** TASK DIRECTIONS **
Return each line that holds the word "Crosses".

** BEGIN INFORMATION GIVEN **

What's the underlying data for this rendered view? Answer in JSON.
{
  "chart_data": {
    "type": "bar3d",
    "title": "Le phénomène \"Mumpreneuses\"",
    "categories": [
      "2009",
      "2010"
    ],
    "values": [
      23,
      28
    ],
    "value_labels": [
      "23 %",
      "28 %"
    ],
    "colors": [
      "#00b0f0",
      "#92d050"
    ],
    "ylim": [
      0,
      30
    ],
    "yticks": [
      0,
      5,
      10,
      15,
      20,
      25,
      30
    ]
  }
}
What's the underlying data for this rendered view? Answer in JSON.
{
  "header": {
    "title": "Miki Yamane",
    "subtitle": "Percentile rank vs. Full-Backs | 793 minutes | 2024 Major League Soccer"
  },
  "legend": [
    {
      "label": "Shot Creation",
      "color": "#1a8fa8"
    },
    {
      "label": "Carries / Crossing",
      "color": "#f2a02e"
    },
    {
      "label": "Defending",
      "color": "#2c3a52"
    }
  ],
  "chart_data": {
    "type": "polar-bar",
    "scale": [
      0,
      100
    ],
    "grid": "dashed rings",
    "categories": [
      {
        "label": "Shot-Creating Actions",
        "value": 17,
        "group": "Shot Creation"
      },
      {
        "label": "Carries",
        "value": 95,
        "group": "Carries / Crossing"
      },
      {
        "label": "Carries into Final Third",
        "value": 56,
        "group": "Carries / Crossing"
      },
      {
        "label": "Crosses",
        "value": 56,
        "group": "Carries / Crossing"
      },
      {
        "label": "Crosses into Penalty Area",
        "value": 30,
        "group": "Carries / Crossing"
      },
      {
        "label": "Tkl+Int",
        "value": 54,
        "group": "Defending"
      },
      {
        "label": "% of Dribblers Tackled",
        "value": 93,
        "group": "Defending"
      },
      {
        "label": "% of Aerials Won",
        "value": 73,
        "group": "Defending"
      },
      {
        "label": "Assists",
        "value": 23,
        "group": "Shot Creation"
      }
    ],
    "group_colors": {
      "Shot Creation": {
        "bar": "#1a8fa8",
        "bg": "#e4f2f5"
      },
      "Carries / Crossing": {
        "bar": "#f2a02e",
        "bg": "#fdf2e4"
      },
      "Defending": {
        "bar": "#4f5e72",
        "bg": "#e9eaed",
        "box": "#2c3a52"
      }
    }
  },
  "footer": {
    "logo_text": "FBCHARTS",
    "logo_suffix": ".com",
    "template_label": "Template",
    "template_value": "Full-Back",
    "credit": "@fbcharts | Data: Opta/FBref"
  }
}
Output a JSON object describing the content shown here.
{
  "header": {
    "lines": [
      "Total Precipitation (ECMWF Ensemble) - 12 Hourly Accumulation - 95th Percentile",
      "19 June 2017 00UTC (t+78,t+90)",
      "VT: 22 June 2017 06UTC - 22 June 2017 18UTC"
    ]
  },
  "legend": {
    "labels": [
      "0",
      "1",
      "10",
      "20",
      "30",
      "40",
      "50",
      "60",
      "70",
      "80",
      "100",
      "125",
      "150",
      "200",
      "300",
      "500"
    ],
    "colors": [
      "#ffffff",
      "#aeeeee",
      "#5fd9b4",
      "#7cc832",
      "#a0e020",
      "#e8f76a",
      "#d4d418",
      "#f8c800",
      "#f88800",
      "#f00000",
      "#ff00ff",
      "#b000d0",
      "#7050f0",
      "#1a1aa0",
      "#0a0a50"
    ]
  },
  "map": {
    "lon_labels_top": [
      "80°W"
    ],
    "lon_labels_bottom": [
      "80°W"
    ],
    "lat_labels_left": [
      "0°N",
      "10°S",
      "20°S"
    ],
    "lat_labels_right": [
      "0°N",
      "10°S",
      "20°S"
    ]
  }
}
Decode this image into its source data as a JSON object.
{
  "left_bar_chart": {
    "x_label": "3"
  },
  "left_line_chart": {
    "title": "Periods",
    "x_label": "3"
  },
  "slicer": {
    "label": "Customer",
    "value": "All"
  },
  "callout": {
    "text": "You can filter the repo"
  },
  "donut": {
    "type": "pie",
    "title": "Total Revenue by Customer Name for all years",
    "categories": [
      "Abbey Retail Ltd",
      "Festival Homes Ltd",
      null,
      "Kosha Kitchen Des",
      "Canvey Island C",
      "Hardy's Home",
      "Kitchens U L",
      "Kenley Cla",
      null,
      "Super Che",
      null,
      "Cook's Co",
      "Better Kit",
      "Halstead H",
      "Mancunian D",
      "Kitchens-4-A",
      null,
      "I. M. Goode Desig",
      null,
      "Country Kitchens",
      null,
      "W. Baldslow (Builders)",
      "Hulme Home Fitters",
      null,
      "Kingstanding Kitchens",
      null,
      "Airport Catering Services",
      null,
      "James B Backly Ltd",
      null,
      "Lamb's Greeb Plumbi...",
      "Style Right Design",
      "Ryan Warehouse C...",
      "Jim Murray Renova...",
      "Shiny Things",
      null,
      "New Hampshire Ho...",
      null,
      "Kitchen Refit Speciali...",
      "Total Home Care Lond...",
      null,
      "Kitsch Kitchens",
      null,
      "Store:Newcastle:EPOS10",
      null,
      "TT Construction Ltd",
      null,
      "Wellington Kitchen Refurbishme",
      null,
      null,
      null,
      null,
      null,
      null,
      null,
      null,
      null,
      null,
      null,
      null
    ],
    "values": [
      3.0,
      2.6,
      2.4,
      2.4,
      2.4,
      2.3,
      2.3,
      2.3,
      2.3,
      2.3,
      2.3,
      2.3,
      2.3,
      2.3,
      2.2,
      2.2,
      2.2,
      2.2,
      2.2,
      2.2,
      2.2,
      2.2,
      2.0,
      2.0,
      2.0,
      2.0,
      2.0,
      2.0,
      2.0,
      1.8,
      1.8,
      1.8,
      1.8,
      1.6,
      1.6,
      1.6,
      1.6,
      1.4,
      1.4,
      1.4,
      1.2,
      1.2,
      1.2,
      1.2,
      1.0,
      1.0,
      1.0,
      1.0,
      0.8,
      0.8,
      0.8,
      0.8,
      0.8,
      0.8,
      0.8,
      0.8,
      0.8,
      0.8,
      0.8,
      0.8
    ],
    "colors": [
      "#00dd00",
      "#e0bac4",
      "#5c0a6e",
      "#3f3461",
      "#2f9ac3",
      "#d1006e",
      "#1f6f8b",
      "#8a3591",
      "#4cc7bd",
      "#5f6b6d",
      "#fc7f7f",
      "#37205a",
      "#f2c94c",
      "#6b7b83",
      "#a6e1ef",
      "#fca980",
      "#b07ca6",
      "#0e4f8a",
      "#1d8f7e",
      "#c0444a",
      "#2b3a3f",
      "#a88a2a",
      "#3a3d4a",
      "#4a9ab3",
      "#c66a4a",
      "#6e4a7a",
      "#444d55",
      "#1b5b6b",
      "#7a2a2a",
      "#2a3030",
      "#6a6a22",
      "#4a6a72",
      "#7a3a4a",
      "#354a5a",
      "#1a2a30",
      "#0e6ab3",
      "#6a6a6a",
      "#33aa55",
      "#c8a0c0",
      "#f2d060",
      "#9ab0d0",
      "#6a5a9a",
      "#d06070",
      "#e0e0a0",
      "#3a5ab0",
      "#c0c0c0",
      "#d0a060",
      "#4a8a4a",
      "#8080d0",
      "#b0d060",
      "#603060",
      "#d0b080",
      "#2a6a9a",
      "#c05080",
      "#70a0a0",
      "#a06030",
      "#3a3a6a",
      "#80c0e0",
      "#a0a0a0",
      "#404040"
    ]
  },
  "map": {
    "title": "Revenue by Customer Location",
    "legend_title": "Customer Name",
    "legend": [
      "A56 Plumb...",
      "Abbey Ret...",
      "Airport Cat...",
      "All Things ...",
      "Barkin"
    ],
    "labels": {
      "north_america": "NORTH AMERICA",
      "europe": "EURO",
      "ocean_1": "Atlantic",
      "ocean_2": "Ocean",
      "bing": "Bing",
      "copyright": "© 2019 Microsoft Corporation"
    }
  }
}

** END INFORMATION GIVEN **

** ANSWER TO THE TASK **
        "label": "Crosses",
        "label": "Crosses into Penalty Area",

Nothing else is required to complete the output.